» Written request
Look through the records below and collect all lines that hold the string "greenland".

(Recorded data)
▼▼▼

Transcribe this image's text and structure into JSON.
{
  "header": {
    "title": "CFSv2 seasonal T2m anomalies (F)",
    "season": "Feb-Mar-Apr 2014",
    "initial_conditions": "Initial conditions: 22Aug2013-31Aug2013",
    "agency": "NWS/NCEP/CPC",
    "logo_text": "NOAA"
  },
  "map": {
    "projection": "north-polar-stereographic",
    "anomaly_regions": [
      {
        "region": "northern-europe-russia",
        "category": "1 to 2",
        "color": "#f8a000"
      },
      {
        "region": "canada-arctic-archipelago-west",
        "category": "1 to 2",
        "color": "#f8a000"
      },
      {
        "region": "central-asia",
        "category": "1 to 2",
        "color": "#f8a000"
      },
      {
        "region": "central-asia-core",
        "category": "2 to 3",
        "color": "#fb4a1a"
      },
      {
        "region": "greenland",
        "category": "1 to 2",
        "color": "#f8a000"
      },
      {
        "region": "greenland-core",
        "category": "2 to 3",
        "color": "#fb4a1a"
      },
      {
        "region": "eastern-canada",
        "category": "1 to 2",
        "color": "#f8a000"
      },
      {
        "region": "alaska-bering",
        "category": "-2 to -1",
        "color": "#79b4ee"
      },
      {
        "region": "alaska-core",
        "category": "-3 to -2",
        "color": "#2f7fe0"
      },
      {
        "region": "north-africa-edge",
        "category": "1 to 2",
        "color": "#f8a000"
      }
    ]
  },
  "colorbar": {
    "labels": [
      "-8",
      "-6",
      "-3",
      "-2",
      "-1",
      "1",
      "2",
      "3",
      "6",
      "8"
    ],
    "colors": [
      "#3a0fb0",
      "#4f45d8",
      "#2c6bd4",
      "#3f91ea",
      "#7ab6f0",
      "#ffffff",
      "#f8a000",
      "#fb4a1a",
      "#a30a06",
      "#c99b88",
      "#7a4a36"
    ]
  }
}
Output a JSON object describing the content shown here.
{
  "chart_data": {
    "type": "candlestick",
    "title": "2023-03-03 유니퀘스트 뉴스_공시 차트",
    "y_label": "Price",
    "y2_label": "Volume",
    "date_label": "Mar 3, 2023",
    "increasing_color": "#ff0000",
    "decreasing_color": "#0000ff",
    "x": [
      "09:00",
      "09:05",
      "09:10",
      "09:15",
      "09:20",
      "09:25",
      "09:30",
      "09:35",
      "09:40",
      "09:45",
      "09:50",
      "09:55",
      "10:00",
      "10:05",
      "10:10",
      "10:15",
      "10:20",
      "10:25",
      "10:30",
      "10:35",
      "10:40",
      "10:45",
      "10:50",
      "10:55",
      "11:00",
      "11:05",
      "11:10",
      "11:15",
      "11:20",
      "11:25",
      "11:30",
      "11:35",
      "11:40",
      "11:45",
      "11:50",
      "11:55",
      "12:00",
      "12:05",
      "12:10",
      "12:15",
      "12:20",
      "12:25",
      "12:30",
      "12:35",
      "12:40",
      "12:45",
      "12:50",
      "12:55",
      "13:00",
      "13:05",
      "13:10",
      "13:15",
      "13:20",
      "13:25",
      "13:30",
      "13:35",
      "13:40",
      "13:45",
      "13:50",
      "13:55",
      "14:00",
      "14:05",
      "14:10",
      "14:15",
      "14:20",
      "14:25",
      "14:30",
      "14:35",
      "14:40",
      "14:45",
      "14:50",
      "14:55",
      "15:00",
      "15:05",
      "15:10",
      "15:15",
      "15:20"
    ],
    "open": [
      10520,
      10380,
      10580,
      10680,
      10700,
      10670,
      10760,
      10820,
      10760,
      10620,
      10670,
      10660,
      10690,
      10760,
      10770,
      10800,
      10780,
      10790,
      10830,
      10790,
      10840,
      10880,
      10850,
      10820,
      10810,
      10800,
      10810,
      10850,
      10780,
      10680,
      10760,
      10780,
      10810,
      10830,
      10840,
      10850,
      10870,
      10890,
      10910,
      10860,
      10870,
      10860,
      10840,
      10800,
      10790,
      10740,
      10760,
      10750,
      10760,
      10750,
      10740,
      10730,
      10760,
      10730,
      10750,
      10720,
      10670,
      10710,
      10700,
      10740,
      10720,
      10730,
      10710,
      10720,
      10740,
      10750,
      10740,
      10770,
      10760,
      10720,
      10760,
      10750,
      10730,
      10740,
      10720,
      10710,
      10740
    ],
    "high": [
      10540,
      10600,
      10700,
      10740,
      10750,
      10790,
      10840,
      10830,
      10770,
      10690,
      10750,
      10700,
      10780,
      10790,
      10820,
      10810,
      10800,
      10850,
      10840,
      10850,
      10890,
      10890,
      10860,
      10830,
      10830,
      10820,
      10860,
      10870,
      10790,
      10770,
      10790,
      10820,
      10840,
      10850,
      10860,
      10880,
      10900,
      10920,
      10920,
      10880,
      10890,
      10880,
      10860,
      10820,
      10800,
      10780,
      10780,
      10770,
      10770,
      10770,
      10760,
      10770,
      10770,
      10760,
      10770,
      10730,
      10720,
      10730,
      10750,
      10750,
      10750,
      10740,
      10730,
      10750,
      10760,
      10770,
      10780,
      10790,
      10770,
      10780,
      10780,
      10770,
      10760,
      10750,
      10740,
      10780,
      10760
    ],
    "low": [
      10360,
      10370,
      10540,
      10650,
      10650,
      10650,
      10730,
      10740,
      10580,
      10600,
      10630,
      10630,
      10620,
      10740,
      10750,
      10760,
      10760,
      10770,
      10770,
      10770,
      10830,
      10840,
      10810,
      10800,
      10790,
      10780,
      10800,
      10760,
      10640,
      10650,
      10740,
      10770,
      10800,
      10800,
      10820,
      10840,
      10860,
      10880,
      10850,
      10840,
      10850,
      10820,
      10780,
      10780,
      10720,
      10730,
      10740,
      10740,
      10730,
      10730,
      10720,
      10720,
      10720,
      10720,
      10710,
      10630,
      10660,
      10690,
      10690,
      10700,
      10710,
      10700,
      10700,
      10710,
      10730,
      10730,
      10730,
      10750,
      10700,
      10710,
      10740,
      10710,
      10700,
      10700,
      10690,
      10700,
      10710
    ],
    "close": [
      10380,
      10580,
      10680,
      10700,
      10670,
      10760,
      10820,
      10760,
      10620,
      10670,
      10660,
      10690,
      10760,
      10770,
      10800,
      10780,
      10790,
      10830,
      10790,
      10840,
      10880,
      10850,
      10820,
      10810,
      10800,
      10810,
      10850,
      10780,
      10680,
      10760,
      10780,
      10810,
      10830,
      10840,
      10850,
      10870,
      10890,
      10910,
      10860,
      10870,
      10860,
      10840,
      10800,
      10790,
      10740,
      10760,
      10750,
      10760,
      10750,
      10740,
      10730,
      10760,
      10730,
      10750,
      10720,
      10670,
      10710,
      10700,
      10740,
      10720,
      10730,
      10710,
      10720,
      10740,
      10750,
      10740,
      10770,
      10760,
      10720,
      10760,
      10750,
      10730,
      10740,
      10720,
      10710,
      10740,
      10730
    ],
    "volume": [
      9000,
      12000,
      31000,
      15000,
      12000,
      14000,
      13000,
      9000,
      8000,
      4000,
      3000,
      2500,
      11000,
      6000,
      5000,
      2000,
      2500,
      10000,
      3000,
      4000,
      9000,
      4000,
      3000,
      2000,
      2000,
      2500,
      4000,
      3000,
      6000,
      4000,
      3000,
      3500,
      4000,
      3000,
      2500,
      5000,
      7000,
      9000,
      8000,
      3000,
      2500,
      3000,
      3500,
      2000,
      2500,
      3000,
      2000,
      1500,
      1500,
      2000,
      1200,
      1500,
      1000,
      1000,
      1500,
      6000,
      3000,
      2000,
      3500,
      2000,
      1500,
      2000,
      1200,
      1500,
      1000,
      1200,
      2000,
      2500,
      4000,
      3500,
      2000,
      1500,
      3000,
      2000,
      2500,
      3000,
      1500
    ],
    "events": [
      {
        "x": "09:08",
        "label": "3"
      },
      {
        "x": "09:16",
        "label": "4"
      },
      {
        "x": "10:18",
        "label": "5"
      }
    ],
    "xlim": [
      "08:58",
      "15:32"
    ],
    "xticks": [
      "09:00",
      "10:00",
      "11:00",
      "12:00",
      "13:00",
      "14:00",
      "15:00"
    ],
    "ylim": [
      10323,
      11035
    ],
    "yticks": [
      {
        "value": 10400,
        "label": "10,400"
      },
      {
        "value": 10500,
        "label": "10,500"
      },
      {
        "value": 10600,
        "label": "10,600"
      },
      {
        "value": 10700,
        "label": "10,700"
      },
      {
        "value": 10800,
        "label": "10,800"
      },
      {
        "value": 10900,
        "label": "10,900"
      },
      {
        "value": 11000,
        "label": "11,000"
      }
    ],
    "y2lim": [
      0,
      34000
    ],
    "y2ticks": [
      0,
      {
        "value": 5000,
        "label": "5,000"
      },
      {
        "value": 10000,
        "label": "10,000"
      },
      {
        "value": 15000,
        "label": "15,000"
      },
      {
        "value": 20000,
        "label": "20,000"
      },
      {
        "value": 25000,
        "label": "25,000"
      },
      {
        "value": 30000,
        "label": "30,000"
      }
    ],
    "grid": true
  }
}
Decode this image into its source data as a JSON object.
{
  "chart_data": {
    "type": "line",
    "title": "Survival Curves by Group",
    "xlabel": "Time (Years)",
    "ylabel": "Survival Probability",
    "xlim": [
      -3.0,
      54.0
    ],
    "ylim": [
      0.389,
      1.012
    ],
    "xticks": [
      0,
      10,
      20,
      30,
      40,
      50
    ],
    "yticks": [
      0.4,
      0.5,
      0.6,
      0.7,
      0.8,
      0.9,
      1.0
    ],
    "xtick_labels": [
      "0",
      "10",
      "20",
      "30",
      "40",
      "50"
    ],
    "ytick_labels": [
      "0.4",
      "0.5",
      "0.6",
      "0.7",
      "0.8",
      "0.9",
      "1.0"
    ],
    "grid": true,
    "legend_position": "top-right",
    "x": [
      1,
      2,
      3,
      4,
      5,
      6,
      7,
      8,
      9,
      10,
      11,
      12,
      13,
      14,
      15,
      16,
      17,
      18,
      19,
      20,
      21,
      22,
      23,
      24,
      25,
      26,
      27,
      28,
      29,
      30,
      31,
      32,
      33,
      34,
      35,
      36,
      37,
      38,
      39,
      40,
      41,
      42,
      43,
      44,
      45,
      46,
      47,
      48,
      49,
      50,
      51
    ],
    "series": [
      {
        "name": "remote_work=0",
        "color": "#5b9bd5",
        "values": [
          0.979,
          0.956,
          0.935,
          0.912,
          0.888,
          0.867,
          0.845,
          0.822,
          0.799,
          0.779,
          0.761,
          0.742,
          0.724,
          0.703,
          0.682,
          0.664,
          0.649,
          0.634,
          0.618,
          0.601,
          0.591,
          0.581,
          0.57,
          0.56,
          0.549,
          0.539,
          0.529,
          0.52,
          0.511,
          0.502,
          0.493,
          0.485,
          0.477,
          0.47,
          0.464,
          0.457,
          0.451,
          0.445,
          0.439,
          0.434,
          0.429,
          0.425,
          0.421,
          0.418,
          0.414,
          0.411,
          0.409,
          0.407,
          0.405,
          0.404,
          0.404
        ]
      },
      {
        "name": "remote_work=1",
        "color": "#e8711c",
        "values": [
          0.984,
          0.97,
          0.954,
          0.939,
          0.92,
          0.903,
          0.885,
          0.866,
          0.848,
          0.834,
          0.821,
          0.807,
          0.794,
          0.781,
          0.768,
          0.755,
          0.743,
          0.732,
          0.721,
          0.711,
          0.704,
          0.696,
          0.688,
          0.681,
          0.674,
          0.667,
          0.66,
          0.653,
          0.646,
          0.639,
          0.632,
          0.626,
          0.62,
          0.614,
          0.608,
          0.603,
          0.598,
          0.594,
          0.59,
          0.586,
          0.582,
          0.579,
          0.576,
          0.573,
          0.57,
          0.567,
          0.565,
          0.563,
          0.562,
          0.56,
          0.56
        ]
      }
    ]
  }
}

▲▲▲

» Response
        "region": "greenland",
        "region": "greenland-core",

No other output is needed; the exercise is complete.